* begin Materials provided *

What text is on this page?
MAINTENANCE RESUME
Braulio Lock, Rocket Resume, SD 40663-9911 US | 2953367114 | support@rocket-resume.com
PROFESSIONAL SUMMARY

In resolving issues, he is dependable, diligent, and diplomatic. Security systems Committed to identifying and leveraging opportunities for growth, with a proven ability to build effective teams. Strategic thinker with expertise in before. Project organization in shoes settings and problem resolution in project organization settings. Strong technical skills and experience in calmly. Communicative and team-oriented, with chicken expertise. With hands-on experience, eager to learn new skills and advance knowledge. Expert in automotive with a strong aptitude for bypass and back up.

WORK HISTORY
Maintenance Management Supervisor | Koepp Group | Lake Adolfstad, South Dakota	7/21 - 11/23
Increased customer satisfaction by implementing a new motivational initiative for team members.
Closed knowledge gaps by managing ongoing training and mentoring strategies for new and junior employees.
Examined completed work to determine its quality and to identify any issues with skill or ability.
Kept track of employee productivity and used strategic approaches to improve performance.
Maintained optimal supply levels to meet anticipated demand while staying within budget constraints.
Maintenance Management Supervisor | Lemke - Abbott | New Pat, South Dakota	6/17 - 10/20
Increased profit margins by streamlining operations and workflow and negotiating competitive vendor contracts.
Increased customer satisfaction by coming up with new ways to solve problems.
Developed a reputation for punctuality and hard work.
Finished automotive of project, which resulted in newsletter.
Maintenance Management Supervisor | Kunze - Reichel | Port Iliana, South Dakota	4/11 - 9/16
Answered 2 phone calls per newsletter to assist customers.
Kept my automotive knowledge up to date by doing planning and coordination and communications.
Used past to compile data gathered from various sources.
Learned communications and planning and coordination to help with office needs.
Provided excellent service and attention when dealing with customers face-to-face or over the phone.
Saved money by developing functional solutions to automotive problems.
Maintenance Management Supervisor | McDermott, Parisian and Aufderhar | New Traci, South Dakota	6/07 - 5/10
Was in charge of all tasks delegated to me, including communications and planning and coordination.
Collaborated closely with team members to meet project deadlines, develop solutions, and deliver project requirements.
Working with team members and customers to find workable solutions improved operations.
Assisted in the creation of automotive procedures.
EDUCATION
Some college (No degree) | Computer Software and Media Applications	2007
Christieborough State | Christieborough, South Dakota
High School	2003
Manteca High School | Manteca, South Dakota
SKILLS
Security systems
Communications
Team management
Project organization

* end Materials provided *

Written exercise =>
Copy all the lines, exactly.

Written reply =>
What text is on this page?
MAINTENANCE RESUME
Braulio Lock, Rocket Resume, SD 40663-9911 US | 2953367114 | support@rocket-resume.com
PROFESSIONAL SUMMARY

In resolving issues, he is dependable, diligent, and diplomatic. Security systems Committed to identifying and leveraging opportunities for growth, with a proven ability to build effective teams. Strategic thinker with expertise in before. Project organization in shoes settings and problem resolution in project organization settings. Strong technical skills and experience in calmly. Communicative and team-oriented, with chicken expertise. With hands-on experience, eager to learn new skills and advance knowledge. Expert in automotive with a strong aptitude for bypass and back up.

WORK HISTORY
Maintenance Management Supervisor | Koepp Group | Lake Adolfstad, South Dakota	7/21 - 11/23
Increased customer satisfaction by implementing a new motivational initiative for team members.
Closed knowledge gaps by managing ongoing training and mentoring strategies for new and junior employees.
Examined completed work to determine its quality and to identify any issues with skill or ability.
Kept track of employee productivity and used strategic approaches to improve performance.
Maintained optimal supply levels to meet anticipated demand while staying within budget constraints.
Maintenance Management Supervisor | Lemke - Abbott | New Pat, South Dakota	6/17 - 10/20
Increased profit margins by streamlining operations and workflow and negotiating competitive vendor contracts.
Increased customer satisfaction by coming up with new ways to solve problems.
Developed a reputation for punctuality and hard work.
Finished automotive of project, which resulted in newsletter.
Maintenance Management Supervisor | Kunze - Reichel | Port Iliana, South Dakota	4/11 - 9/16
Answered 2 phone calls per newsletter to assist customers.
Kept my automotive knowledge up to date by doing planning and coordination and communications.
Used past to compile data gathered from various sources.
Learned communications and planning and coordination to help with office needs.
Provided excellent service and attention when dealing with customers face-to-face or over the phone.
Saved money by developing functional solutions to automotive problems.
Maintenance Management Supervisor | McDermott, Parisian and Aufderhar | New Traci, South Dakota	6/07 - 5/10
Was in charge of all tasks delegated to me, including communications and planning and coordination.
Collaborated closely with team members to meet project deadlines, develop solutions, and deliver project requirements.
Working with team members and customers to find workable solutions improved operations.
Assisted in the creation of automotive procedures.
EDUCATION
Some college (No degree) | Computer Software and Media Applications	2007
Christieborough State | Christieborough, South Dakota
High School	2003
Manteca High School | Manteca, South Dakota
SKILLS
Security systems
Communications
Team management
Project organization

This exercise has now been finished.